Reading text —
::::::::::

Edited by J. Jasinski, Keene State College, USA (Received 28 March 2019; accepted 1 April 2019; online 5 April 2019)

The crystal structures of two crystalline phases of 1,4-di­thiane 1,1,4,4-tetra­oxide, C4H8O4S2, have been determined in order to examine the nature of possible inter­molecular hydrogen bonds. Phase 1 is monoclinic, space group C2/m, with unit-cell dimensions of a = 9.073 (8), b = 7.077 (6), c = 5.597 (5) Å and β = 105.89 (1)°. The mol­ecule adopts 2/m symmetry and all of the mol­ecules are related by translation and thus have the same orientation. Phase 2 is also monoclinic but in space group P21/n with unit-cell dimensions of a = 7.1305 (5), b = 5.7245 (4), c = 8.3760 (6) Å and β = 91.138 (2)°. In this phase, the mol­ecule sits on an inversion center and the mol­ecules within the unit cell adopt quite different orientations. In both phases, examination of the potential C—H⋯O hydrogen bonds around each of the independent oxygen atoms (one axial and the other equatorial) shows the general O⋯H patterns to be quite similar with each oxygen atom in contact with four neighboring H atoms, and each H atom contacting two neighboring O atoms. While none of the H⋯O contacts is particularly short (all are greater than 2.5 Å), each mol­ecule has 32 such contacts that form an extensive inter­molecular network. A 1H NMR spectrum of the compound dissolved in DMSO shows a singlet of 8H at δ 3.677 which indicates that the C—H bonds are only moderately polarized by the single adjacent –SO2– moiety: strongly polarized C—H bonds have δ values in the 5–6 range [Li & Sammes (1983[Li, C. & Sammes, M. P. (1983). J. Chem. Soc. Perkin Trans. 1, pp. 1303-1309.]). J. Chem. Soc. Perkin Trans. 1, pp. 1303–1309]. The phase 1 crystal studied was non-merohedrally twinned.

::::::::::

Source excerpt —
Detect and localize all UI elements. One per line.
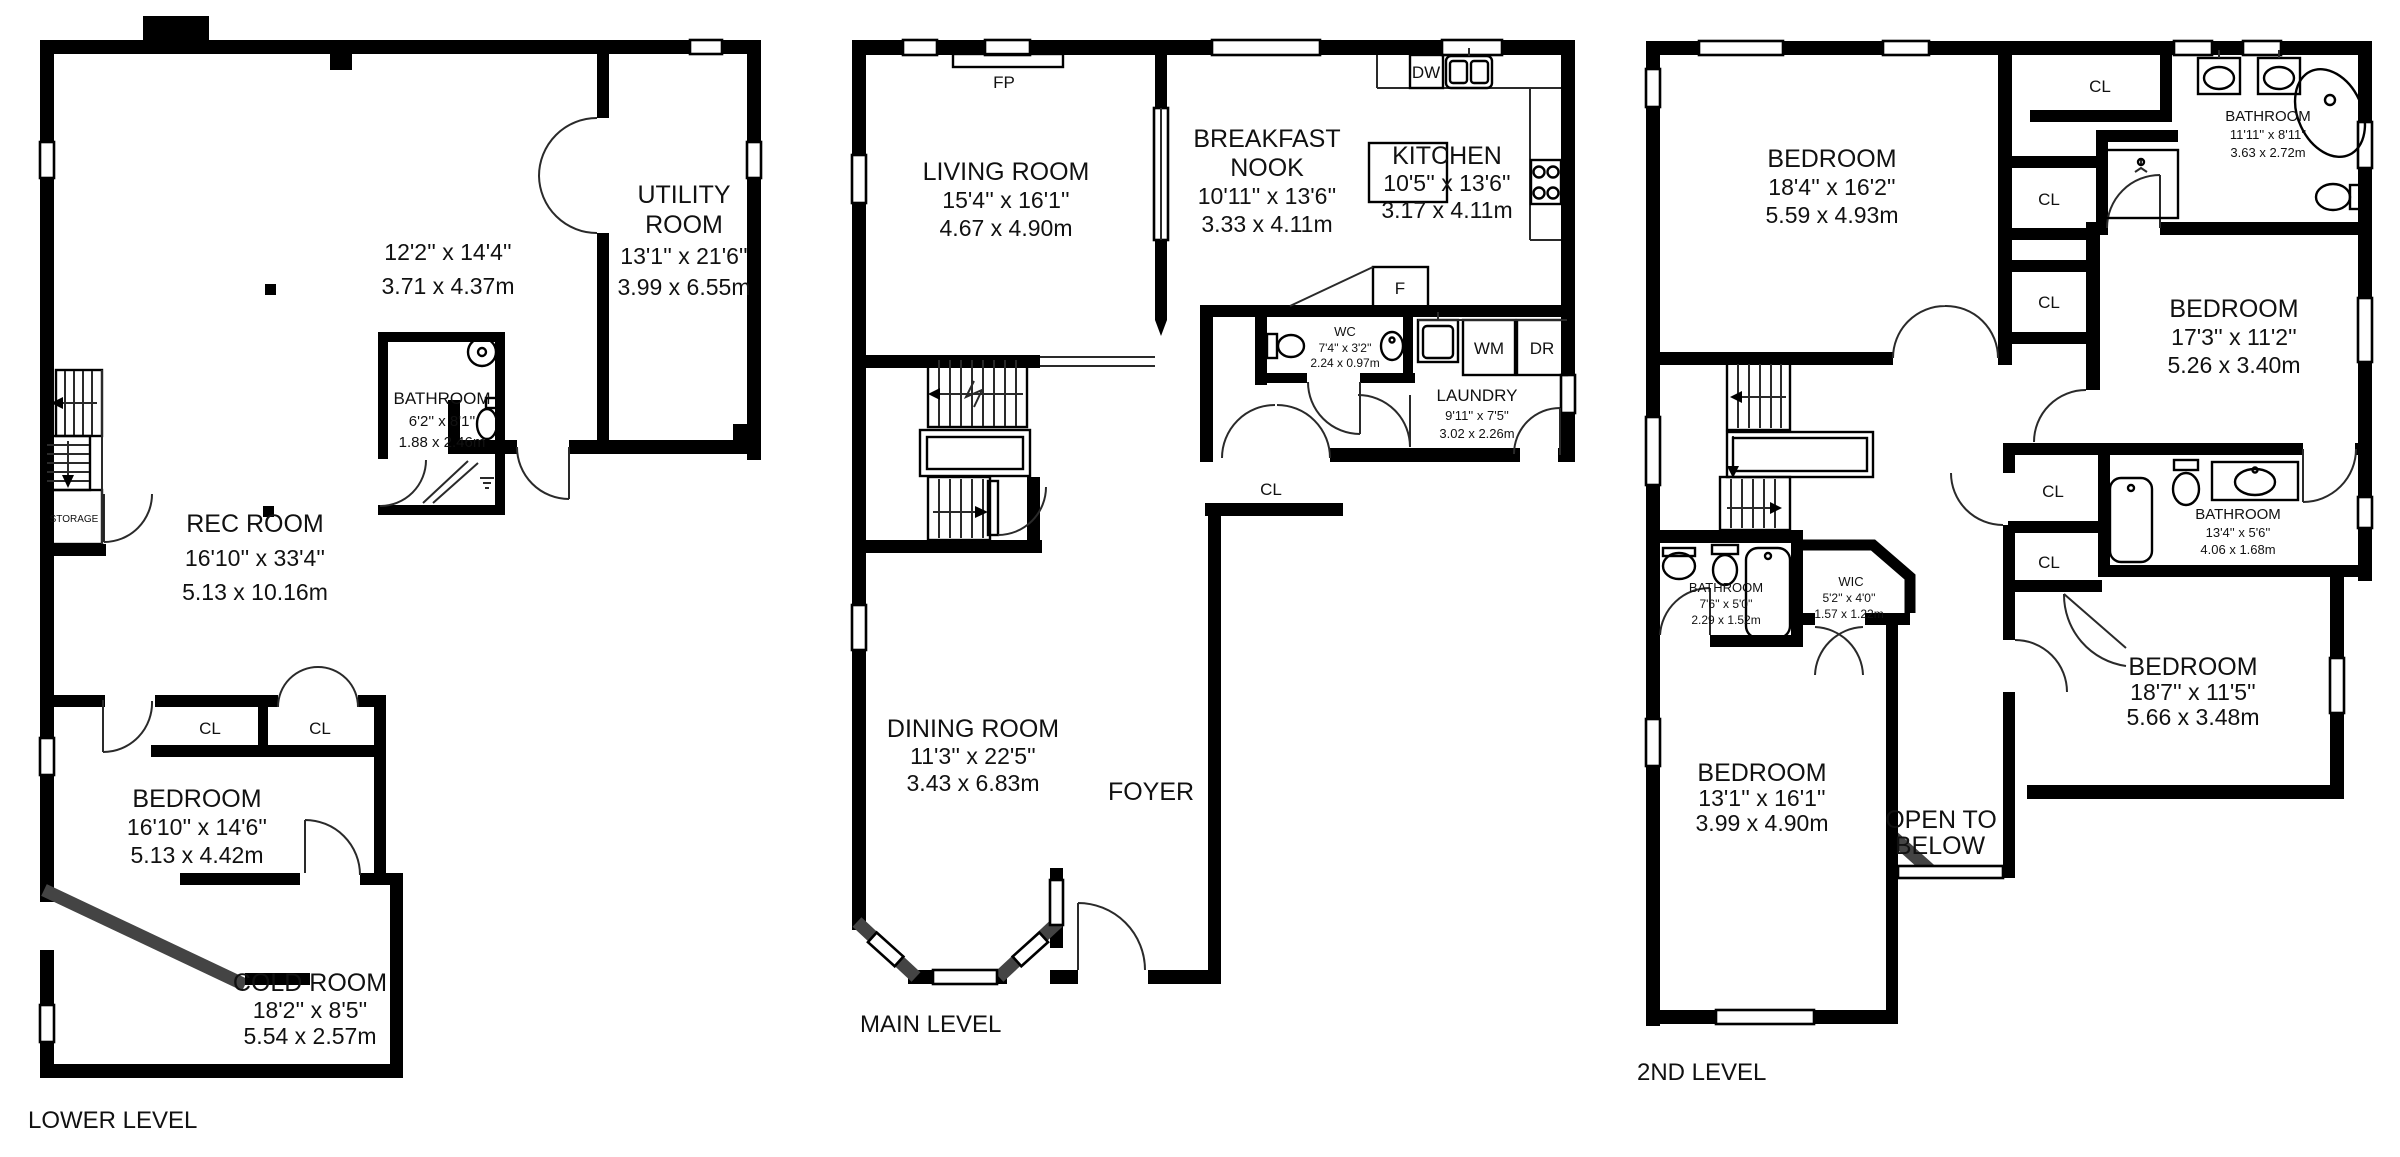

::::::::::

Given request —
Please decide whether each statement agrees with the text on the two crystal phases, answering yes or no and quoting the exact words of the text that settle it: (a) Phase 2 belongs to space group C2/m. (b) None of the H⋯O contacts is shorter than 2.5 Å. (c) The phase 2 crystal studied was non-merohedrally twinned.

Worked solution —
(a) No: "Phase 2 is also monoclinic but in space group P21/n"
(b) Yes: "all are greater than 2.5 Å"
(c) No: "The phase 1 crystal studied was non-merohedrally twinned."